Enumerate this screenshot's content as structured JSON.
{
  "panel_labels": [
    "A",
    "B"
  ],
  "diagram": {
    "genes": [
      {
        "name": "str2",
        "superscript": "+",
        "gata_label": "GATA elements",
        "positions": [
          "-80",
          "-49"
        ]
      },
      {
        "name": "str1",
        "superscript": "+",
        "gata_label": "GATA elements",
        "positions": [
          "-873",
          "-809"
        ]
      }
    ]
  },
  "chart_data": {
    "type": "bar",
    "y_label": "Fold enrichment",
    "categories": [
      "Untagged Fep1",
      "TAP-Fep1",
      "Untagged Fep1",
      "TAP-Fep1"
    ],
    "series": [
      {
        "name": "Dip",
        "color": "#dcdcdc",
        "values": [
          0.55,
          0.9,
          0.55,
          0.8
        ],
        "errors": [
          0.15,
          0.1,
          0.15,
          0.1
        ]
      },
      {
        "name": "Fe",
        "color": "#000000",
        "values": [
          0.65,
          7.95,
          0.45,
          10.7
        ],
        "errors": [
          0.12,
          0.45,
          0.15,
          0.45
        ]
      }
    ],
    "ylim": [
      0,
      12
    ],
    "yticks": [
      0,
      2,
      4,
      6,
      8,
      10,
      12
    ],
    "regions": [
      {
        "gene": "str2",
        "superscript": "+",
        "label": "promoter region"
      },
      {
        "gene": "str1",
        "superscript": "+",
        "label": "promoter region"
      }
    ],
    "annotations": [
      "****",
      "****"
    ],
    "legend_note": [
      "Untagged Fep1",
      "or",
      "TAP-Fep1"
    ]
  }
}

----------

### PROBLEM DETAILS
Each line of the data must be retyped exactly as written.

### RESPONSE TO THE EXERCISE
Enumerate this screenshot's content as structured JSON.
{
  "panel_labels": [
    "A",
    "B"
  ],
  "diagram": {
    "genes": [
      {
        "name": "str2",
        "superscript": "+",
        "gata_label": "GATA elements",
        "positions": [
          "-80",
          "-49"
        ]
      },
      {
        "name": "str1",
        "superscript": "+",
        "gata_label": "GATA elements",
        "positions": [
          "-873",
          "-809"
        ]
      }
    ]
  },
  "chart_data": {
    "type": "bar",
    "y_label": "Fold enrichment",
    "categories": [
      "Untagged Fep1",
      "TAP-Fep1",
      "Untagged Fep1",
      "TAP-Fep1"
    ],
    "series": [
      {
        "name": "Dip",
        "color": "#dcdcdc",
        "values": [
          0.55,
          0.9,
          0.55,
          0.8
        ],
        "errors": [
          0.15,
          0.1,
          0.15,
          0.1
        ]
      },
      {
        "name": "Fe",
        "color": "#000000",
        "values": [
          0.65,
          7.95,
          0.45,
          10.7
        ],
        "errors": [
          0.12,
          0.45,
          0.15,
          0.45
        ]
      }
    ],
    "ylim": [
      0,
      12
    ],
    "yticks": [
      0,
      2,
      4,
      6,
      8,
      10,
      12
    ],
    "regions": [
      {
        "gene": "str2",
        "superscript": "+",
        "label": "promoter region"
      },
      {
        "gene": "str1",
        "superscript": "+",
        "label": "promoter region"
      }
    ],
    "annotations": [
      "****",
      "****"
    ],
    "legend_note": [
      "Untagged Fep1",
      "or",
      "TAP-Fep1"
    ]
  }
}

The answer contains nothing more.